STATED TASK:
Extract the complete listing and repeat it word for word.

BEGIN SUPPLIED RECORDS

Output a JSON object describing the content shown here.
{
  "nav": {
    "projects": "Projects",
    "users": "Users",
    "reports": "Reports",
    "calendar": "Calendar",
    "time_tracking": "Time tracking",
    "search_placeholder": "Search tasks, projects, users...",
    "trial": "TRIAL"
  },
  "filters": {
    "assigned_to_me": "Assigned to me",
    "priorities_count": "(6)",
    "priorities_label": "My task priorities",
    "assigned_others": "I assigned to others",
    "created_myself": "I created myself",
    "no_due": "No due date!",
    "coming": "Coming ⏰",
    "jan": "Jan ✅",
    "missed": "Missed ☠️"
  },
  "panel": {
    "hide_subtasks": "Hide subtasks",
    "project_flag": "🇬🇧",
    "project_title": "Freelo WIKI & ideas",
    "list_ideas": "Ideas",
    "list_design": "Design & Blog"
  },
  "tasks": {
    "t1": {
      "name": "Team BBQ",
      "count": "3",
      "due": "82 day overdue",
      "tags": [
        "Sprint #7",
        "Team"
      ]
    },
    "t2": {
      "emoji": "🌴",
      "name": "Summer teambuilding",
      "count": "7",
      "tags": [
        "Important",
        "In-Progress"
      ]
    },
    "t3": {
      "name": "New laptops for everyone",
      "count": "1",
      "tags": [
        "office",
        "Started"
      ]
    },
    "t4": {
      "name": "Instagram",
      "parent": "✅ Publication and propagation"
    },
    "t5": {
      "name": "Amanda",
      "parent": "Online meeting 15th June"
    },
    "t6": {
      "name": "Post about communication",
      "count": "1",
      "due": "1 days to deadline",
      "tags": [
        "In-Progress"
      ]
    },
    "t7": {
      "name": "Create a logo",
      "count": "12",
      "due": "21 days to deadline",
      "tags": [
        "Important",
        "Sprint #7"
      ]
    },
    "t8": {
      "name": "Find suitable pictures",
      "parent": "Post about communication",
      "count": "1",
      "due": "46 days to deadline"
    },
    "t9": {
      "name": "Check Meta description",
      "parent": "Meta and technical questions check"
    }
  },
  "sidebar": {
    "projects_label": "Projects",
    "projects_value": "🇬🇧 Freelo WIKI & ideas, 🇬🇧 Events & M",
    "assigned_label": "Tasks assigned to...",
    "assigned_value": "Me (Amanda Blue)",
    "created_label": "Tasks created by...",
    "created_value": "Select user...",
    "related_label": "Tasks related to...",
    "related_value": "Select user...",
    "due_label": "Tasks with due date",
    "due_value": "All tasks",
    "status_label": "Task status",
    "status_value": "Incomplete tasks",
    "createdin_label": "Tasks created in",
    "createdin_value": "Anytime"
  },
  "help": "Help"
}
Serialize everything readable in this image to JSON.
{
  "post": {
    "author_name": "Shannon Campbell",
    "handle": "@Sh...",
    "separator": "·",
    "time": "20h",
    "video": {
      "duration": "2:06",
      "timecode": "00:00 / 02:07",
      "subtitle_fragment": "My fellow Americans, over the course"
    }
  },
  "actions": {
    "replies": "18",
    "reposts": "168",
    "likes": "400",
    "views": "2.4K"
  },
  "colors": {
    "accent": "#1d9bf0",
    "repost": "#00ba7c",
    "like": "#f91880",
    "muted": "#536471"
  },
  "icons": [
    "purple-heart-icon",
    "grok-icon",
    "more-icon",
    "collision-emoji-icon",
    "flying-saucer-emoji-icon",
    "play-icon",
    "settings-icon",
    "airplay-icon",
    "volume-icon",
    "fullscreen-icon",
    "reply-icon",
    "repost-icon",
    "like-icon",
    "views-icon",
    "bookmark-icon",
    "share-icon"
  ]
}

END SUPPLIED RECORDS

FINAL ANSWER:
Output a JSON object describing the content shown here.
{
  "nav": {
    "projects": "Projects",
    "users": "Users",
    "reports": "Reports",
    "calendar": "Calendar",
    "time_tracking": "Time tracking",
    "search_placeholder": "Search tasks, projects, users...",
    "trial": "TRIAL"
  },
  "filters": {
    "assigned_to_me": "Assigned to me",
    "priorities_count": "(6)",
    "priorities_label": "My task priorities",
    "assigned_others": "I assigned to others",
    "created_myself": "I created myself",
    "no_due": "No due date!",
    "coming": "Coming ⏰",
    "jan": "Jan ✅",
    "missed": "Missed ☠️"
  },
  "panel": {
    "hide_subtasks": "Hide subtasks",
    "project_flag": "🇬🇧",
    "project_title": "Freelo WIKI & ideas",
    "list_ideas": "Ideas",
    "list_design": "Design & Blog"
  },
  "tasks": {
    "t1": {
      "name": "Team BBQ",
      "count": "3",
      "due": "82 day overdue",
      "tags": [
        "Sprint #7",
        "Team"
      ]
    },
    "t2": {
      "emoji": "🌴",
      "name": "Summer teambuilding",
      "count": "7",
      "tags": [
        "Important",
        "In-Progress"
      ]
    },
    "t3": {
      "name": "New laptops for everyone",
      "count": "1",
      "tags": [
        "office",
        "Started"
      ]
    },
    "t4": {
      "name": "Instagram",
      "parent": "✅ Publication and propagation"
    },
    "t5": {
      "name": "Amanda",
      "parent": "Online meeting 15th June"
    },
    "t6": {
      "name": "Post about communication",
      "count": "1",
      "due": "1 days to deadline",
      "tags": [
        "In-Progress"
      ]
    },
    "t7": {
      "name": "Create a logo",
      "count": "12",
      "due": "21 days to deadline",
      "tags": [
        "Important",
        "Sprint #7"
      ]
    },
    "t8": {
      "name": "Find suitable pictures",
      "parent": "Post about communication",
      "count": "1",
      "due": "46 days to deadline"
    },
    "t9": {
      "name": "Check Meta description",
      "parent": "Meta and technical questions check"
    }
  },
  "sidebar": {
    "projects_label": "Projects",
    "projects_value": "🇬🇧 Freelo WIKI & ideas, 🇬🇧 Events & M",
    "assigned_label": "Tasks assigned to...",
    "assigned_value": "Me (Amanda Blue)",
    "created_label": "Tasks created by...",
    "created_value": "Select user...",
    "related_label": "Tasks related to...",
    "related_value": "Select user...",
    "due_label": "Tasks with due date",
    "due_value": "All tasks",
    "status_label": "Task status",
    "status_value": "Incomplete tasks",
    "createdin_label": "Tasks created in",
    "createdin_value": "Anytime"
  },
  "help": "Help"
}
Serialize everything readable in this image to JSON.
{
  "post": {
    "author_name": "Shannon Campbell",
    "handle": "@Sh...",
    "separator": "·",
    "time": "20h",
    "video": {
      "duration": "2:06",
      "timecode": "00:00 / 02:07",
      "subtitle_fragment": "My fellow Americans, over the course"
    }
  },
  "actions": {
    "replies": "18",
    "reposts": "168",
    "likes": "400",
    "views": "2.4K"
  },
  "colors": {
    "accent": "#1d9bf0",
    "repost": "#00ba7c",
    "like": "#f91880",
    "muted": "#536471"
  },
  "icons": [
    "purple-heart-icon",
    "grok-icon",
    "more-icon",
    "collision-emoji-icon",
    "flying-saucer-emoji-icon",
    "play-icon",
    "settings-icon",
    "airplay-icon",
    "volume-icon",
    "fullscreen-icon",
    "reply-icon",
    "repost-icon",
    "like-icon",
    "views-icon",
    "bookmark-icon",
    "share-icon"
  ]
}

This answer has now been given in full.